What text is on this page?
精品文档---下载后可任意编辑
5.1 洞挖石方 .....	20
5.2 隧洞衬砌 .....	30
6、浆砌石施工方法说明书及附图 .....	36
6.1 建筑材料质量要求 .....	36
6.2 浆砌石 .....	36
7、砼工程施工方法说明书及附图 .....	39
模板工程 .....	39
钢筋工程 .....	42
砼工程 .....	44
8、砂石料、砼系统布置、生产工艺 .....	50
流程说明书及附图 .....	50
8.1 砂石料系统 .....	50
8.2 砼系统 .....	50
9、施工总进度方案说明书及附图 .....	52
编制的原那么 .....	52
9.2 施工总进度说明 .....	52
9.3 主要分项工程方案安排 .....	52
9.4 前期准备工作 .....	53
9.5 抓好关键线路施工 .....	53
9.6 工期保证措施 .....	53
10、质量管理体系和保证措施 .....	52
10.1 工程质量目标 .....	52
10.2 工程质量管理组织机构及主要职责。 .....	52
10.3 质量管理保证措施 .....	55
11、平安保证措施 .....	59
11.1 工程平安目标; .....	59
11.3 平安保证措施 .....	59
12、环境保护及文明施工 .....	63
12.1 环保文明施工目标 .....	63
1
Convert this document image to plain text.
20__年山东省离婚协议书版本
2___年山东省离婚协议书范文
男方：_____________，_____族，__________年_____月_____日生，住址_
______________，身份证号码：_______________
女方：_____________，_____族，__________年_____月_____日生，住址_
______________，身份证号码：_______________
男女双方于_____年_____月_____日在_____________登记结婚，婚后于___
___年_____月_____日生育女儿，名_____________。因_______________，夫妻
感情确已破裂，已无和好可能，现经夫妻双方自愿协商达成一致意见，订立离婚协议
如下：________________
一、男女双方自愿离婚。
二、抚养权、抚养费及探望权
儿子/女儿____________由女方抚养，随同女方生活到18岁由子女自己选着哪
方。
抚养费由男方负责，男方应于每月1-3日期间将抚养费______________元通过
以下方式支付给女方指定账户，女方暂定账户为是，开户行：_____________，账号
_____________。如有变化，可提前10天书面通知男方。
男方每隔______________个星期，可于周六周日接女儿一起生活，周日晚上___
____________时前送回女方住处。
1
§ §
Aim> Set out the complete listing exactly as shown.

Task response>
What text is on this page?
精品文档---下载后可任意编辑
5.1 洞挖石方 .....	20
5.2 隧洞衬砌 .....	30
6、浆砌石施工方法说明书及附图 .....	36
6.1 建筑材料质量要求 .....	36
6.2 浆砌石 .....	36
7、砼工程施工方法说明书及附图 .....	39
模板工程 .....	39
钢筋工程 .....	42
砼工程 .....	44
8、砂石料、砼系统布置、生产工艺 .....	50
流程说明书及附图 .....	50
8.1 砂石料系统 .....	50
8.2 砼系统 .....	50
9、施工总进度方案说明书及附图 .....	52
编制的原那么 .....	52
9.2 施工总进度说明 .....	52
9.3 主要分项工程方案安排 .....	52
9.4 前期准备工作 .....	53
9.5 抓好关键线路施工 .....	53
9.6 工期保证措施 .....	53
10、质量管理体系和保证措施 .....	52
10.1 工程质量目标 .....	52
10.2 工程质量管理组织机构及主要职责。 .....	52
10.3 质量管理保证措施 .....	55
11、平安保证措施 .....	59
11.1 工程平安目标; .....	59
11.3 平安保证措施 .....	59
12、环境保护及文明施工 .....	63
12.1 环保文明施工目标 .....	63
1
Convert this document image to plain text.
20__年山东省离婚协议书版本
2___年山东省离婚协议书范文
男方：_____________，_____族，__________年_____月_____日生，住址_
______________，身份证号码：_______________
女方：_____________，_____族，__________年_____月_____日生，住址_
______________，身份证号码：_______________
男女双方于_____年_____月_____日在_____________登记结婚，婚后于___
___年_____月_____日生育女儿，名_____________。因_______________，夫妻
感情确已破裂，已无和好可能，现经夫妻双方自愿协商达成一致意见，订立离婚协议
如下：________________
一、男女双方自愿离婚。
二、抚养权、抚养费及探望权
儿子/女儿____________由女方抚养，随同女方生活到18岁由子女自己选着哪
方。
抚养费由男方负责，男方应于每月1-3日期间将抚养费______________元通过
以下方式支付给女方指定账户，女方暂定账户为是，开户行：_____________，账号
_____________。如有变化，可提前10天书面通知男方。
男方每隔______________个星期，可于周六周日接女儿一起生活，周日晚上___
____________时前送回女方住处。
1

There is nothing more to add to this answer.